:: Data to use ::

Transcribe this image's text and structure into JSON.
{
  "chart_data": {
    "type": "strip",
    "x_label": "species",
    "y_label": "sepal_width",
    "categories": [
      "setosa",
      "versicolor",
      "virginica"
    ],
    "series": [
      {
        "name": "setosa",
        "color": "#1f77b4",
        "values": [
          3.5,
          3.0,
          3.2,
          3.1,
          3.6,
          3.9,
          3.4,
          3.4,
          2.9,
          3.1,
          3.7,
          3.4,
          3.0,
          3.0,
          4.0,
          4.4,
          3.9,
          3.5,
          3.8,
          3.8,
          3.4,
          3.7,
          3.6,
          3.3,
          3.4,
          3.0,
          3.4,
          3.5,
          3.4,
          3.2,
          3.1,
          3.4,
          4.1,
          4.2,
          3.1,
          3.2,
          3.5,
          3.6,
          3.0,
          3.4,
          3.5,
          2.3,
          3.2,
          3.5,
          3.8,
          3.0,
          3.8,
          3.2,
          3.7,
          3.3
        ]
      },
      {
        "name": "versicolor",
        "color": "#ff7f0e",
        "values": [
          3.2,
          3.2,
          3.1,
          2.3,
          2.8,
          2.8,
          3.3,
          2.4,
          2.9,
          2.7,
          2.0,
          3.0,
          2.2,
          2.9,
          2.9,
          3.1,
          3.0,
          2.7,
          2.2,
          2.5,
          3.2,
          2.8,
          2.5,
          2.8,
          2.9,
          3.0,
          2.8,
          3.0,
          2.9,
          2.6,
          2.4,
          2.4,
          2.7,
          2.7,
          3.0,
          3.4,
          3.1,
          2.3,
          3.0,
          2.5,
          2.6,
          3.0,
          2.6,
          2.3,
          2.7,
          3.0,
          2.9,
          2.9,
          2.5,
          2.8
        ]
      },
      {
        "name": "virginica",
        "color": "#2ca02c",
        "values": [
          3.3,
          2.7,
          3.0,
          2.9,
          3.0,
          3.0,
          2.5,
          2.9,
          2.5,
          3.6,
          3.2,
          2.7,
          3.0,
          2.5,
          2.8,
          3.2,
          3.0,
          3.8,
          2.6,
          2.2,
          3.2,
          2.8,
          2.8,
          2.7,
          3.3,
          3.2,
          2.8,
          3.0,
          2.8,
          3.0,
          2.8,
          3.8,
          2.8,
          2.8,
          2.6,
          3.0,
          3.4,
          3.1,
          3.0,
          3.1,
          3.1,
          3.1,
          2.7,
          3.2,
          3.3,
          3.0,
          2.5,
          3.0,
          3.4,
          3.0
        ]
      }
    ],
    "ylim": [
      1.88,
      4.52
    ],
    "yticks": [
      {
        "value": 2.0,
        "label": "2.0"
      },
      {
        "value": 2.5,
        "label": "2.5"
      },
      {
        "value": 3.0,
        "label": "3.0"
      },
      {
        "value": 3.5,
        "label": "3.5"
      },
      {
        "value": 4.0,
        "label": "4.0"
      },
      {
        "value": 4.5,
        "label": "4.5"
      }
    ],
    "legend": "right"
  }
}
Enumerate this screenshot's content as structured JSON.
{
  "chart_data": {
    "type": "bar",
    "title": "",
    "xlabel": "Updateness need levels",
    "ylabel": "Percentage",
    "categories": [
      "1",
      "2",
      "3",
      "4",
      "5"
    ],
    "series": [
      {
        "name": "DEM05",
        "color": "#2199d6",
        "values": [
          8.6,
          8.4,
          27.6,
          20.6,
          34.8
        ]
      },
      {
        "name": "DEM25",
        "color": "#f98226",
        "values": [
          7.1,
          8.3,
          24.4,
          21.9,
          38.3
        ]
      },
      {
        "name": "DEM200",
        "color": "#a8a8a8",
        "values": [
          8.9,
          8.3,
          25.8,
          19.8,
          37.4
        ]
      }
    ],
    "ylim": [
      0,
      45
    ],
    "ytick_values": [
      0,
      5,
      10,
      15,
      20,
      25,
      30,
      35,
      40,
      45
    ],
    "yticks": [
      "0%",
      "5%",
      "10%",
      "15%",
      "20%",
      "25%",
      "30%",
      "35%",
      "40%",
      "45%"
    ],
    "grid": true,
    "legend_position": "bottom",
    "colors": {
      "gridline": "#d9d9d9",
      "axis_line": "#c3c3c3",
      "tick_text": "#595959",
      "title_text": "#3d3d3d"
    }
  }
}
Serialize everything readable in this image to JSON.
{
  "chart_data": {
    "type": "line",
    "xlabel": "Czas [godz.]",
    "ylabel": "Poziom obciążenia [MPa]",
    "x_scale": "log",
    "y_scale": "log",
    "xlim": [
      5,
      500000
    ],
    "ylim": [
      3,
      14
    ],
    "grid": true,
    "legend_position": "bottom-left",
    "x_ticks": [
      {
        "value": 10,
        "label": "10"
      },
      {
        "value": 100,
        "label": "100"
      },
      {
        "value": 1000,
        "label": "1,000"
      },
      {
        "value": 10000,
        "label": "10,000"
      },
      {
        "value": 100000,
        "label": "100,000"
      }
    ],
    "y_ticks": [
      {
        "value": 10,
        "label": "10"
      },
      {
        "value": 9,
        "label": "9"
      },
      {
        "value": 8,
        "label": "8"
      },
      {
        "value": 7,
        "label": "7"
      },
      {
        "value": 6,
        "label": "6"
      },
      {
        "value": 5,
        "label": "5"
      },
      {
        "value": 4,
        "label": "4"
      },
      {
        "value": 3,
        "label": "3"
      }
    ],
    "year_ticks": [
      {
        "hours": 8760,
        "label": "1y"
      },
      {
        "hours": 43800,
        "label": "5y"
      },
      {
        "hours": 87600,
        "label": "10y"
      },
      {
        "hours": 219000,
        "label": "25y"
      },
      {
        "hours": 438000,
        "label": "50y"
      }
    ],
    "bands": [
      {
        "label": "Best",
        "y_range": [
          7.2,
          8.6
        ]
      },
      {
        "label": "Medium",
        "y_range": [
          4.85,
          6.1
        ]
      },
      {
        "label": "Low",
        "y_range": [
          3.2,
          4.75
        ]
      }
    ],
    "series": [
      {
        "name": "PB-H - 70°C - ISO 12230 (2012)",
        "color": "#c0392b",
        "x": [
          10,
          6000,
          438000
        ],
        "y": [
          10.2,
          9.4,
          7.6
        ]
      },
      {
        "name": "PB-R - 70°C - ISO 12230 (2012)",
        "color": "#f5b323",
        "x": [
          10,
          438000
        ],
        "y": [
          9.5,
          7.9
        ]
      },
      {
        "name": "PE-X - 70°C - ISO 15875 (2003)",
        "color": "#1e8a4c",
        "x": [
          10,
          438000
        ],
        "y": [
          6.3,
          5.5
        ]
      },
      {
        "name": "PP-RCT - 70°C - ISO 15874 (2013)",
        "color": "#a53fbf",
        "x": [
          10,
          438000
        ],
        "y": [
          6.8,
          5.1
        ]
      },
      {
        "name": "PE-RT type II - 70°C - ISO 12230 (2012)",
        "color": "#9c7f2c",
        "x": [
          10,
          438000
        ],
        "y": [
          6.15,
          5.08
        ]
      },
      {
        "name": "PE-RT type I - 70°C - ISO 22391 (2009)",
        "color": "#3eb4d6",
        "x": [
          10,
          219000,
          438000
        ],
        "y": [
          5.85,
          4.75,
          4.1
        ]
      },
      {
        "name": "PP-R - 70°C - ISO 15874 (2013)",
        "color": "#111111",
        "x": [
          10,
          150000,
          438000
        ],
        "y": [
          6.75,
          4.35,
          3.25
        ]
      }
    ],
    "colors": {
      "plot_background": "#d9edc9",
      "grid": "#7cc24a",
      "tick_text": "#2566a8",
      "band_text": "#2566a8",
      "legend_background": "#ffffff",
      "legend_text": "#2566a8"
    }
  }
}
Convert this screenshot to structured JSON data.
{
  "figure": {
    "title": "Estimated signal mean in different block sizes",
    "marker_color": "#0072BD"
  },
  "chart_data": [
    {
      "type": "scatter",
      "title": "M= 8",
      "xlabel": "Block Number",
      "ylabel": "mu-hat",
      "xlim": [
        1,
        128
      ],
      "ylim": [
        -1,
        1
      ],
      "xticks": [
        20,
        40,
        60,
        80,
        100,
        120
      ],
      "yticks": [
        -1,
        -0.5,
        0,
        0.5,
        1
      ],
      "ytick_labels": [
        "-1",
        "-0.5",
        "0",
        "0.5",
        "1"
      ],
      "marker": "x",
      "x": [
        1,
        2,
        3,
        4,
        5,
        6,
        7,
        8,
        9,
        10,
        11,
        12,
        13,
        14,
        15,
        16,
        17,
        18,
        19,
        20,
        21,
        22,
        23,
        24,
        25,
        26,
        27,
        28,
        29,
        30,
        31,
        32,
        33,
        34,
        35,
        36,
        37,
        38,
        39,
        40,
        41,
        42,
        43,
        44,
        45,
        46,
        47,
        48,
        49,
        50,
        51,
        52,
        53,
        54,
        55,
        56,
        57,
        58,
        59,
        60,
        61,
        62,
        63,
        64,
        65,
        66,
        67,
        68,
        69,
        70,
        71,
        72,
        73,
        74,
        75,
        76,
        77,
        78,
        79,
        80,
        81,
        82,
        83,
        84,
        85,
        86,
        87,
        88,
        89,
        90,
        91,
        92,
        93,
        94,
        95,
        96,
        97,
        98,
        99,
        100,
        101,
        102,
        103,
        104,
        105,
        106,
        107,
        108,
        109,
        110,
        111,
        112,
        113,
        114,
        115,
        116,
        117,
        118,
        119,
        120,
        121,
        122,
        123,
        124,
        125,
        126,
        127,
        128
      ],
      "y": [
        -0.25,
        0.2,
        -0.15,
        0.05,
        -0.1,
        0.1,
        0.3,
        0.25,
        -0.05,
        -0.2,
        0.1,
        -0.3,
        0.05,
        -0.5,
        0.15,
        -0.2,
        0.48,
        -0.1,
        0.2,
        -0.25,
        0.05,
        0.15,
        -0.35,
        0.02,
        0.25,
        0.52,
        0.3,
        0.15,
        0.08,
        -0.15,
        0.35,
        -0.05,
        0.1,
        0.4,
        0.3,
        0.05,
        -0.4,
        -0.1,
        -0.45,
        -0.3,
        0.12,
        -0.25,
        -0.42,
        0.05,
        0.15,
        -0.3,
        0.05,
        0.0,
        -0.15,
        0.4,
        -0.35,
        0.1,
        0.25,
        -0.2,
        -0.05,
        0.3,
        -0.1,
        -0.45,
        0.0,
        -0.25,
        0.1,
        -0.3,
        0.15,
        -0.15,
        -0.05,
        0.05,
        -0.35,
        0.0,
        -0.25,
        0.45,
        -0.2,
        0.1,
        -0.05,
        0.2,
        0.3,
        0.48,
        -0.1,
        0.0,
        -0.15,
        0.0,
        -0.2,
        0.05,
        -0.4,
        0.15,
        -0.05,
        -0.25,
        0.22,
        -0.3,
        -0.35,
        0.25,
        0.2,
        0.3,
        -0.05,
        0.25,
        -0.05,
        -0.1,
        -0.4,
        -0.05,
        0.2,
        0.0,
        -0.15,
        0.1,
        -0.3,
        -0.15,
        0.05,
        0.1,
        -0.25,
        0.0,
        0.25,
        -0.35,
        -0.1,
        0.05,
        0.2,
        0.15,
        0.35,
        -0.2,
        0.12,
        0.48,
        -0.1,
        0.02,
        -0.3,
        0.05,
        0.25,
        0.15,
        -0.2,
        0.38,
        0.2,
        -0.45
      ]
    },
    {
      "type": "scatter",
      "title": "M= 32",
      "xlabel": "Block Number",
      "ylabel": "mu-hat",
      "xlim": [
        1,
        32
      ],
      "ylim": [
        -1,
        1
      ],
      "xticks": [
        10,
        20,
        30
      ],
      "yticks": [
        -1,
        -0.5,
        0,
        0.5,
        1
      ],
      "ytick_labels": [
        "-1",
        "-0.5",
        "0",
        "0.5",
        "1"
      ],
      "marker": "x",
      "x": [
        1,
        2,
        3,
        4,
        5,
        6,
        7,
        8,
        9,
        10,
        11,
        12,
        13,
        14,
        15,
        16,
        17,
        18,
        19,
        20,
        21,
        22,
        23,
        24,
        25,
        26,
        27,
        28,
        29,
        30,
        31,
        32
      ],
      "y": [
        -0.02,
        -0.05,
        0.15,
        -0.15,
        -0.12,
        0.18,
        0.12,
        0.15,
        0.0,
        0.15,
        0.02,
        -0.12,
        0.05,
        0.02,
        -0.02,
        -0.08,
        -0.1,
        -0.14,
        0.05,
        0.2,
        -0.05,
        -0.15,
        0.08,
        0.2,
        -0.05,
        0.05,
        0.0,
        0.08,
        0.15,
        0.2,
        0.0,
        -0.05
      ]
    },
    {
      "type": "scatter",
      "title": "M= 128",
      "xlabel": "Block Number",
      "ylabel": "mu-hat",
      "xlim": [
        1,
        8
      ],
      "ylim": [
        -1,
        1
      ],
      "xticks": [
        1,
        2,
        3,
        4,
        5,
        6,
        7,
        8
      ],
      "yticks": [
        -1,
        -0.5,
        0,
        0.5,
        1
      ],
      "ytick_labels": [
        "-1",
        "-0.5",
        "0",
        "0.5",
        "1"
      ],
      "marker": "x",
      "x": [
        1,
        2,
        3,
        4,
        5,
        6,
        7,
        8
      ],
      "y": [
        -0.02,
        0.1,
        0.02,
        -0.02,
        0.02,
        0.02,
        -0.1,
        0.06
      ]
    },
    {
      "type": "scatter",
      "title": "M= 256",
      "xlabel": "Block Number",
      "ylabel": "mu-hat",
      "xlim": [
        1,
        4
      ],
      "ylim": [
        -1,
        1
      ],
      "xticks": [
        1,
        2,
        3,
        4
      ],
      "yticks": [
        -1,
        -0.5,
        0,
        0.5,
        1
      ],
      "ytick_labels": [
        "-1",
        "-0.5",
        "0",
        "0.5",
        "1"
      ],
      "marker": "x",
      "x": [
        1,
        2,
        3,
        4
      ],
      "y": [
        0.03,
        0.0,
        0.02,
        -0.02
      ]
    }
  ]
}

:::

What is being asked
Reply with one number only, the count of lines above that hold the string "image".

Solution for this task
2